----- Text excerpt -----
Deterring cheating in online learning

Oct 28, 2021

by Theresann H. Gatapia

Cheating or academic misconduct is when learners fail to excel with integrity. This happens when a student attempts to get credit in a way that is dishonest, untrustworthy, or unfair. 

And this isn’t something new. With the different ways students do it, this is a real issue that schools have encountered during the traditional face-to-face setup. As we move towards online education, not only does the delivery of learning change, the technology also poses more opportunities for the different modes of cheating. The question is how can we prevent this academic misbehavior in an online platform and what methods can educators implement to ensure that learning integrity is preserved online. 

There are several strategies and tactics that colleges and universities designed to mitigate (and eventually eliminate) cheating. We can take notes from their approach.

Establish academic integrity policies

One of the simplest methods to deter cheating is establishing a policy about it in the student code of conduct. Schools must set clear ground rules for any form of cheating in any mode of learning. Students must be fully aware of the repercussions of their actions when they break the policy. 

It is also a good idea for educators to consistently be creative in reminding students of these policies and guidelines before taking any academic work. Being reminded about the gravity of this misbehavior is impactful, especially right before exams begin.

Familiarize yourself with LMS functions in developing assessments

Learning management systems (LMS) allow you to create, develop, and tailor-fit your assessments to your students. It also has some features that will help you reduce the possibility of cheating. Some of these are:

Vary assessment tools. This will allow you to create diverse assessment types from those that measure low-level thinking (remembering, understanding, applying) to high-level thinking (analysis, evaluation, synthesis, creation). 

Restrict testing windows. Assigning testing slots for each course would be helpful. Have every student start the exam at the same time, and limit how long each student will have to take the exam. 

Set up the exam to show one question at a time. This will prohibit students from quickly looking over all of the test questions and having multiple tabs open to research answers in advance. 

Prohibit backtracking. This will keep students from using extra time at the end of the test to try to locate the correct answer and force them to answer the question currently presented to them. 

Change the test question sequence. In the test settings, have the order of test questions be different for each exam along with the order of answer choices for each test question. This will prevent tech-savvy students from employing screen-sharing technologies in an effort to take the exam at the same time as their classmates and share answers. 

Allow taking the test only once. In a traditional setup, retaking the test is not common; the same principle must be followed in online courses. 

Delay score availability. Not having the scores and feedback immediately available to students after the test completion will prohibit one student who finishes early from seeing their score and then advising students who have not completed the test yet.

Target higher-order thinking skills

Having test questions that are designed to target higher-order thinking skills such as analysis, synthesis, evaluation, and creation would not only prohibit cheating but would also measure students’ competencies in a more challenging and realistic approach. When questions or tasks require them to authentically demonstrate their mastery of course content,  It will not easy to Google answers.
----- Supplied records -----
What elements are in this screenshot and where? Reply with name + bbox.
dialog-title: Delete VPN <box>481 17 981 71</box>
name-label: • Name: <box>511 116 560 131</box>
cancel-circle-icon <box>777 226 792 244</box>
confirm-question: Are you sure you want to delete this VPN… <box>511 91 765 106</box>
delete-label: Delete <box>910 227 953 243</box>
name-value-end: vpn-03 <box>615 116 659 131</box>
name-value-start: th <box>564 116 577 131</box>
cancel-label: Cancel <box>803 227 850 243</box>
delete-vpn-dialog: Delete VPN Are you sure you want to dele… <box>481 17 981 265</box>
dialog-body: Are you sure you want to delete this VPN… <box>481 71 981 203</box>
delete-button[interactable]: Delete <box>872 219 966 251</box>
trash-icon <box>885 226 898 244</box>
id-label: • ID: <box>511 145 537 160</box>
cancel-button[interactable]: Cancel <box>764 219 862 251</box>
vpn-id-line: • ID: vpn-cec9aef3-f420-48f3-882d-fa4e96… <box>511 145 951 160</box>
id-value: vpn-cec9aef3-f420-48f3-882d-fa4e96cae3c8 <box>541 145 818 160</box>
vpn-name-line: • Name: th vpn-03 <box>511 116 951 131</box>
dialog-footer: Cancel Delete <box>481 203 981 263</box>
-----
**Problems and tasks**
**a)** Answer the following questions using the article on deterring cheating in online learning:
(i) What publication date does the article show?
(ii) Which three kinds of thinking does the article list as low-level thinking?
(iii) At what moment is a reminder about the gravity of cheating described as especially impactful?
**b)** Rewrite the passage of the article on deterring cheating from "Cheating or academic" up to and including "is preserved online.", replacing "online education" with "distance education".

**Results of the exercise**
**a)**
(i) Oct 28, 2021
(ii) Remembering, understanding, and applying
(iii) Right before exams begin

**b)**
Cheating or academic misconduct is when learners fail to excel with integrity. This happens when a student attempts to get credit in a way that is dishonest, untrustworthy, or unfair. 

And this isn’t something new. With the different ways students do it, this is a real issue that schools have encountered during the traditional face-to-face setup. As we move towards distance education, not only does the delivery of learning change, the technology also poses more opportunities for the different modes of cheating. The question is how can we prevent this academic misbehavior in an online platform and what methods can educators implement to ensure that learning integrity is preserved online.